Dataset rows
★ ★ ★ ★ ★ ★ ★

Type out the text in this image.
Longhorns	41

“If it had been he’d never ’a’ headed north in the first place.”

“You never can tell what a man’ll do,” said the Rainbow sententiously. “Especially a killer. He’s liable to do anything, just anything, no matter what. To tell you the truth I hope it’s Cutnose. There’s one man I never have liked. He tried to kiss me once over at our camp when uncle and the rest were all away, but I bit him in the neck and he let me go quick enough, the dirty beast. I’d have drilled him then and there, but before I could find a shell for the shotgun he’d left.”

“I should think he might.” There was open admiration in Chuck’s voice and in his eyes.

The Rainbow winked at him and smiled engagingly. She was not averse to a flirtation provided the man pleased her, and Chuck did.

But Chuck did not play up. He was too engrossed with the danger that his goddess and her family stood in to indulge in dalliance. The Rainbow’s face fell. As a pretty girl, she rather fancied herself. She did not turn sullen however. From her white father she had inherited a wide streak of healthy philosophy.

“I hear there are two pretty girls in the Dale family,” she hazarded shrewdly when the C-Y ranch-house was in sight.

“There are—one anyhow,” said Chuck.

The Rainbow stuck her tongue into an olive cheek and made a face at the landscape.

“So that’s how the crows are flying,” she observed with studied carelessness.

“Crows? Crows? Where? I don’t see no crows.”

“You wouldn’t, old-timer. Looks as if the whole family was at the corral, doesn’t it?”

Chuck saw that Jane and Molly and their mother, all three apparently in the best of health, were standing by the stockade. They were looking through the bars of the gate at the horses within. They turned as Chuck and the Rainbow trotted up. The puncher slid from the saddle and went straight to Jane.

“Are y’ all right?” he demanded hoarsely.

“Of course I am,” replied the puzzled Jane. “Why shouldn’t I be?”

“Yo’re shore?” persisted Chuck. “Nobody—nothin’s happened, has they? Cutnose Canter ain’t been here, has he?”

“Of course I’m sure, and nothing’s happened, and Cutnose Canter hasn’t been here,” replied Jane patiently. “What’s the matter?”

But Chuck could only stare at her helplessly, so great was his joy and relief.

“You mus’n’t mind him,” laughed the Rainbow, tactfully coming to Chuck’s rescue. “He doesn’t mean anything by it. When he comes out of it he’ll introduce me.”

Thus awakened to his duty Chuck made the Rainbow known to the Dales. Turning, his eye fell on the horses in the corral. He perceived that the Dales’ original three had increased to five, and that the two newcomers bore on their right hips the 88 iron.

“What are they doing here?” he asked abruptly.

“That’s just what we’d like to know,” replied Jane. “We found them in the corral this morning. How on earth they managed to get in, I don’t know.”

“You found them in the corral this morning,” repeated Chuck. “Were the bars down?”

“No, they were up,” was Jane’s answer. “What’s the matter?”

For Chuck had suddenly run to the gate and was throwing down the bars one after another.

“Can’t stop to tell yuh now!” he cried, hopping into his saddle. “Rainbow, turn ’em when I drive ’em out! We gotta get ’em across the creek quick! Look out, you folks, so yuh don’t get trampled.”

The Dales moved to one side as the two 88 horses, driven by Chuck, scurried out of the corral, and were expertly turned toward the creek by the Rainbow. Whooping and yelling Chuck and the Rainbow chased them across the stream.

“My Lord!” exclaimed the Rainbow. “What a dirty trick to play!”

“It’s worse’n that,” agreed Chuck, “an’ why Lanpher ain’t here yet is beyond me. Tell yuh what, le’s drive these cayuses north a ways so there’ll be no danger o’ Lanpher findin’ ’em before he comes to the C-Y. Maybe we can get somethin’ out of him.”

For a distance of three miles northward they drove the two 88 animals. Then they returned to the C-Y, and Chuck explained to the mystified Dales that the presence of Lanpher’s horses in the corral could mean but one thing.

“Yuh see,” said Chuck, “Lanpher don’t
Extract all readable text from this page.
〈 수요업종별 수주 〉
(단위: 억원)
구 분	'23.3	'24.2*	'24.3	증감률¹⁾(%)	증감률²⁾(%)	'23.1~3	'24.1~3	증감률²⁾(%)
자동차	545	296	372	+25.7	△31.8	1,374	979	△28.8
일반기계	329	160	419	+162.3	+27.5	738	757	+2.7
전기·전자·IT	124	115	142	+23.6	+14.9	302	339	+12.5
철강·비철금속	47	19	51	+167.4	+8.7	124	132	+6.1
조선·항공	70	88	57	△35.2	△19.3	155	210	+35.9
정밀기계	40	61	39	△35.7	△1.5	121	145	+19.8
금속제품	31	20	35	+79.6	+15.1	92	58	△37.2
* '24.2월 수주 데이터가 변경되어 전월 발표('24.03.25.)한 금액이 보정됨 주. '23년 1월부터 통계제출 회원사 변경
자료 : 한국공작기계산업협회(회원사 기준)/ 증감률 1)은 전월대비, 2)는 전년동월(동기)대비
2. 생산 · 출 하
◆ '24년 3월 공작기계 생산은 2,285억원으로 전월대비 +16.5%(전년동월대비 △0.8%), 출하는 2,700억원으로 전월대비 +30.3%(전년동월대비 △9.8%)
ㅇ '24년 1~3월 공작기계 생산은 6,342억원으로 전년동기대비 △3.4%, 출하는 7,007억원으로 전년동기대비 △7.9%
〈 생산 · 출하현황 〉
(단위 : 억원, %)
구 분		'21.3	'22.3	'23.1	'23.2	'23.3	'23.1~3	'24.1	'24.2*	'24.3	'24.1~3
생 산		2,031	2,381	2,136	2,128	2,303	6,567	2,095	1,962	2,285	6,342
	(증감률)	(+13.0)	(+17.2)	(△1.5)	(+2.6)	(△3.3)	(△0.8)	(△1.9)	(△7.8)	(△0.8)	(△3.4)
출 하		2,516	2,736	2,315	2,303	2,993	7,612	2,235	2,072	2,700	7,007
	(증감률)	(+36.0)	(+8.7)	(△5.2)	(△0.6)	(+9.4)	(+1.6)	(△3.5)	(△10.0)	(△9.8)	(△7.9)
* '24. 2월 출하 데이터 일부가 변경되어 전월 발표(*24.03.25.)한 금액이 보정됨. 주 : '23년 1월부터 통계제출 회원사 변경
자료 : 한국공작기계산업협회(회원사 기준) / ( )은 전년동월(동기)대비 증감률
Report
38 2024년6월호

★ ★ ★ ★ ★ ★ ★

▸ **Written task**: Take the lines above and retype all of them exactly.

▸ **Result**:
Type out the text in this image.
Longhorns	41

“If it had been he’d never ’a’ headed north in the first place.”

“You never can tell what a man’ll do,” said the Rainbow sententiously. “Especially a killer. He’s liable to do anything, just anything, no matter what. To tell you the truth I hope it’s Cutnose. There’s one man I never have liked. He tried to kiss me once over at our camp when uncle and the rest were all away, but I bit him in the neck and he let me go quick enough, the dirty beast. I’d have drilled him then and there, but before I could find a shell for the shotgun he’d left.”

“I should think he might.” There was open admiration in Chuck’s voice and in his eyes.

The Rainbow winked at him and smiled engagingly. She was not averse to a flirtation provided the man pleased her, and Chuck did.

But Chuck did not play up. He was too engrossed with the danger that his goddess and her family stood in to indulge in dalliance. The Rainbow’s face fell. As a pretty girl, she rather fancied herself. She did not turn sullen however. From her white father she had inherited a wide streak of healthy philosophy.

“I hear there are two pretty girls in the Dale family,” she hazarded shrewdly when the C-Y ranch-house was in sight.

“There are—one anyhow,” said Chuck.

The Rainbow stuck her tongue into an olive cheek and made a face at the landscape.

“So that’s how the crows are flying,” she observed with studied carelessness.

“Crows? Crows? Where? I don’t see no crows.”

“You wouldn’t, old-timer. Looks as if the whole family was at the corral, doesn’t it?”

Chuck saw that Jane and Molly and their mother, all three apparently in the best of health, were standing by the stockade. They were looking through the bars of the gate at the horses within. They turned as Chuck and the Rainbow trotted up. The puncher slid from the saddle and went straight to Jane.

“Are y’ all right?” he demanded hoarsely.

“Of course I am,” replied the puzzled Jane. “Why shouldn’t I be?”

“Yo’re shore?” persisted Chuck. “Nobody—nothin’s happened, has they? Cutnose Canter ain’t been here, has he?”

“Of course I’m sure, and nothing’s happened, and Cutnose Canter hasn’t been here,” replied Jane patiently. “What’s the matter?”

But Chuck could only stare at her helplessly, so great was his joy and relief.

“You mus’n’t mind him,” laughed the Rainbow, tactfully coming to Chuck’s rescue. “He doesn’t mean anything by it. When he comes out of it he’ll introduce me.”

Thus awakened to his duty Chuck made the Rainbow known to the Dales. Turning, his eye fell on the horses in the corral. He perceived that the Dales’ original three had increased to five, and that the two newcomers bore on their right hips the 88 iron.

“What are they doing here?” he asked abruptly.

“That’s just what we’d like to know,” replied Jane. “We found them in the corral this morning. How on earth they managed to get in, I don’t know.”

“You found them in the corral this morning,” repeated Chuck. “Were the bars down?”

“No, they were up,” was Jane’s answer. “What’s the matter?”

For Chuck had suddenly run to the gate and was throwing down the bars one after another.

“Can’t stop to tell yuh now!” he cried, hopping into his saddle. “Rainbow, turn ’em when I drive ’em out! We gotta get ’em across the creek quick! Look out, you folks, so yuh don’t get trampled.”

The Dales moved to one side as the two 88 horses, driven by Chuck, scurried out of the corral, and were expertly turned toward the creek by the Rainbow. Whooping and yelling Chuck and the Rainbow chased them across the stream.

“My Lord!” exclaimed the Rainbow. “What a dirty trick to play!”

“It’s worse’n that,” agreed Chuck, “an’ why Lanpher ain’t here yet is beyond me. Tell yuh what, le’s drive these cayuses north a ways so there’ll be no danger o’ Lanpher findin’ ’em before he comes to the C-Y. Maybe we can get somethin’ out of him.”

For a distance of three miles northward they drove the two 88 animals. Then they returned to the C-Y, and Chuck explained to the mystified Dales that the presence of Lanpher’s horses in the corral could mean but one thing.

“Yuh see,” said Chuck, “Lanpher don’t
Extract all readable text from this page.
〈 수요업종별 수주 〉
(단위: 억원)
구 분	'23.3	'24.2*	'24.3	증감률¹⁾(%)	증감률²⁾(%)	'23.1~3	'24.1~3	증감률²⁾(%)
자동차	545	296	372	+25.7	△31.8	1,374	979	△28.8
일반기계	329	160	419	+162.3	+27.5	738	757	+2.7
전기·전자·IT	124	115	142	+23.6	+14.9	302	339	+12.5
철강·비철금속	47	19	51	+167.4	+8.7	124	132	+6.1
조선·항공	70	88	57	△35.2	△19.3	155	210	+35.9
정밀기계	40	61	39	△35.7	△1.5	121	145	+19.8
금속제품	31	20	35	+79.6	+15.1	92	58	△37.2
* '24.2월 수주 데이터가 변경되어 전월 발표('24.03.25.)한 금액이 보정됨 주. '23년 1월부터 통계제출 회원사 변경
자료 : 한국공작기계산업협회(회원사 기준)/ 증감률 1)은 전월대비, 2)는 전년동월(동기)대비
2. 생산 · 출 하
◆ '24년 3월 공작기계 생산은 2,285억원으로 전월대비 +16.5%(전년동월대비 △0.8%), 출하는 2,700억원으로 전월대비 +30.3%(전년동월대비 △9.8%)
ㅇ '24년 1~3월 공작기계 생산은 6,342억원으로 전년동기대비 △3.4%, 출하는 7,007억원으로 전년동기대비 △7.9%
〈 생산 · 출하현황 〉
(단위 : 억원, %)
구 분		'21.3	'22.3	'23.1	'23.2	'23.3	'23.1~3	'24.1	'24.2*	'24.3	'24.1~3
생 산		2,031	2,381	2,136	2,128	2,303	6,567	2,095	1,962	2,285	6,342
	(증감률)	(+13.0)	(+17.2)	(△1.5)	(+2.6)	(△3.3)	(△0.8)	(△1.9)	(△7.8)	(△0.8)	(△3.4)
출 하		2,516	2,736	2,315	2,303	2,993	7,612	2,235	2,072	2,700	7,007
	(증감률)	(+36.0)	(+8.7)	(△5.2)	(△0.6)	(+9.4)	(+1.6)	(△3.5)	(△10.0)	(△9.8)	(△7.9)
* '24. 2월 출하 데이터 일부가 변경되어 전월 발표(*24.03.25.)한 금액이 보정됨. 주 : '23년 1월부터 통계제출 회원사 변경
자료 : 한국공작기계산업협회(회원사 기준) / ( )은 전년동월(동기)대비 증감률
Report
38 2024년6월호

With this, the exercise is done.